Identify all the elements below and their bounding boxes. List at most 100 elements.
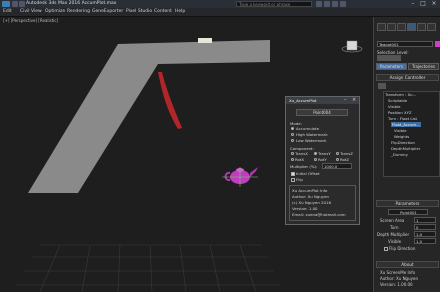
flip-label: Flip bbox=[296, 177, 303, 182]
info-copyright: (c) Xu Nguyen 2016 bbox=[292, 200, 331, 205]
menu-rendering[interactable]: Rendering bbox=[67, 9, 90, 14]
display-tab-icon[interactable] bbox=[417, 23, 426, 31]
flip-direction-checkbox[interactable] bbox=[384, 247, 388, 251]
tree-item-depthmultiplier[interactable]: DepthMultiplier bbox=[391, 146, 420, 151]
tree-item-visible-2[interactable]: Visible bbox=[394, 128, 406, 133]
info-title: Xu AccumPlot Info bbox=[292, 188, 328, 193]
tree-item-position[interactable]: Position XYZ bbox=[388, 110, 412, 115]
depth-multiplier-label: Depth Multiplier bbox=[377, 232, 410, 237]
gray-plane-object bbox=[28, 40, 270, 193]
depth-multiplier-field[interactable]: 1.0 bbox=[414, 231, 436, 237]
mode-high-watermark-radio[interactable] bbox=[291, 133, 294, 136]
parameters-tab-button[interactable]: Parameters bbox=[376, 63, 407, 70]
ground-grid bbox=[16, 244, 280, 292]
transx-radio[interactable] bbox=[291, 152, 294, 155]
tree-item-scriptable[interactable]: Scriptable bbox=[388, 98, 407, 103]
tree-item-flipdirection[interactable]: FlipDirection bbox=[391, 140, 415, 145]
initial-offset-label: Initial Offset bbox=[296, 171, 320, 176]
transz-radio[interactable] bbox=[336, 152, 339, 155]
red-plot-curve bbox=[158, 72, 182, 129]
about-line-1: Xu ScreenMe Info bbox=[380, 270, 416, 275]
menu-bar: Edit Civil View Optimize Rendering GeneE… bbox=[0, 8, 440, 17]
point-pick-button[interactable]: Point004 bbox=[296, 109, 348, 116]
sign-in-icon[interactable] bbox=[332, 1, 338, 7]
parameters-header[interactable]: Parameters bbox=[376, 200, 439, 207]
search-input[interactable]: Type a keyword or phrase bbox=[236, 1, 312, 7]
tree-item-turn[interactable]: Turn : Float List bbox=[388, 116, 417, 121]
transy-radio[interactable] bbox=[314, 152, 317, 155]
dialog-close-button[interactable]: × bbox=[352, 97, 356, 103]
transx-label: TransX bbox=[295, 151, 308, 156]
mode-low-watermark-label: Low Watermark bbox=[296, 138, 327, 143]
maximize-button[interactable]: □ bbox=[418, 0, 428, 8]
help-search-icon[interactable] bbox=[316, 1, 322, 7]
viewcube-icon bbox=[341, 40, 363, 53]
help-icon[interactable] bbox=[340, 1, 346, 7]
visible-field[interactable]: 1.0 bbox=[414, 238, 436, 244]
pp-name-field[interactable]: Point001 bbox=[388, 209, 428, 215]
initial-offset-checkbox[interactable] bbox=[291, 172, 295, 176]
menu-optimize[interactable]: Optimize bbox=[45, 9, 65, 14]
motion-tab-icon[interactable] bbox=[407, 23, 416, 31]
rotx-radio[interactable] bbox=[291, 158, 294, 161]
flip-direction-label: Flip Direction bbox=[389, 246, 416, 251]
tree-item-dummy[interactable]: _Dummy bbox=[391, 152, 408, 157]
accumplot-dialog: Xu_AccumPlot – × Point004 Mode: Accumula… bbox=[285, 96, 360, 225]
undo-icon[interactable] bbox=[19, 1, 25, 7]
close-button[interactable]: × bbox=[429, 0, 439, 8]
info-version: Version: 1.00 bbox=[292, 206, 318, 211]
menu-edit[interactable]: Edit bbox=[3, 9, 12, 14]
object-name-field[interactable]: Teapot001 bbox=[377, 41, 433, 47]
info-author: Author: Xu Nguyen bbox=[292, 194, 329, 199]
rotx-label: RotX bbox=[295, 157, 305, 162]
menu-civil-view[interactable]: Civil View bbox=[20, 9, 42, 14]
star-icon[interactable] bbox=[324, 1, 330, 7]
object-color-swatch[interactable] bbox=[435, 41, 440, 47]
about-line-2: Author: Xu Nguyen bbox=[380, 276, 418, 281]
dialog-title-bar[interactable]: Xu_AccumPlot – × bbox=[286, 97, 359, 104]
trajectories-tab-button[interactable]: Trajectories bbox=[408, 63, 439, 70]
quick-access-icon[interactable] bbox=[12, 1, 18, 7]
utilities-tab-icon[interactable] bbox=[427, 23, 436, 31]
transy-label: TransY bbox=[318, 151, 331, 156]
transz-label: TransZ bbox=[340, 151, 353, 156]
app-logo-icon[interactable] bbox=[2, 1, 10, 7]
about-header[interactable]: About bbox=[376, 261, 439, 268]
about-line-3: Version: 1.00.00 bbox=[380, 282, 413, 287]
menu-pixel-studio[interactable]: Pixel Studio bbox=[126, 9, 152, 14]
rotz-radio[interactable] bbox=[336, 158, 339, 161]
turn-field[interactable]: 0 bbox=[414, 224, 436, 230]
mode-accumulate-label: Accumulate bbox=[296, 126, 319, 131]
tree-item-float-accum[interactable]: Float_Accum... bbox=[391, 122, 421, 127]
menu-content[interactable]: Content bbox=[154, 9, 172, 14]
mode-accumulate-radio[interactable] bbox=[291, 127, 294, 130]
turn-label: Turn bbox=[390, 225, 399, 230]
assign-controller-icon[interactable] bbox=[378, 83, 386, 89]
roty-radio[interactable] bbox=[314, 158, 317, 161]
flip-checkbox[interactable] bbox=[291, 178, 295, 182]
dialog-title: Xu_AccumPlot bbox=[289, 98, 317, 103]
mode-low-watermark-radio[interactable] bbox=[291, 139, 294, 142]
screen-area-label: Screen Area bbox=[380, 218, 405, 223]
mode-high-watermark-label: High Watermark bbox=[296, 132, 328, 137]
multiplier-field[interactable]: 1000.0 bbox=[322, 163, 352, 169]
minimize-button[interactable]: – bbox=[408, 0, 418, 8]
teapot-object bbox=[222, 167, 258, 187]
title-bar: Autodesk 3ds Max 2016 AccumPlot.max Type… bbox=[0, 0, 440, 8]
menu-geneexporter[interactable]: GeneExporter bbox=[92, 9, 123, 14]
small-box-object bbox=[198, 38, 212, 43]
tree-item-weights[interactable]: Weights bbox=[394, 134, 409, 139]
assign-controller-header[interactable]: Assign Controller bbox=[376, 74, 439, 81]
dialog-minimize-button[interactable]: – bbox=[344, 97, 347, 103]
modify-tab-icon[interactable] bbox=[387, 23, 396, 31]
hierarchy-tab-icon[interactable] bbox=[397, 23, 406, 31]
create-tab-icon[interactable] bbox=[377, 23, 386, 31]
multiplier-label: Multiplier (%): bbox=[290, 164, 318, 169]
tree-item-visible[interactable]: Visible bbox=[388, 104, 400, 109]
tree-item-transform[interactable]: Transform : Xu... bbox=[385, 92, 416, 97]
selection-level-box[interactable] bbox=[377, 55, 401, 61]
menu-help[interactable]: Help bbox=[175, 9, 185, 14]
command-panel: Teapot001 Selection Level: Parameters Tr… bbox=[373, 17, 440, 292]
screen-area-field[interactable]: 1 bbox=[414, 217, 436, 223]
info-email: Email: xuena@hotmail.com bbox=[292, 212, 346, 217]
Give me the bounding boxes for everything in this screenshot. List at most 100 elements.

* [Short exercise]: Can you copy out, word for word, every line of the material above from the one containing "flip-label: Flip bbox=[296, 177, 303, 182]" down to the one containing "flip-direction-checkbox[interactable] bbox=[384, 247, 388, 251]", with both of those lines included?

* [Result below]:
flip-label: Flip bbox=[296, 177, 303, 182]
info-copyright: (c) Xu Nguyen 2016 bbox=[292, 200, 331, 205]
menu-rendering[interactable]: Rendering bbox=[67, 9, 90, 14]
display-tab-icon[interactable] bbox=[417, 23, 426, 31]
flip-direction-checkbox[interactable] bbox=[384, 247, 388, 251]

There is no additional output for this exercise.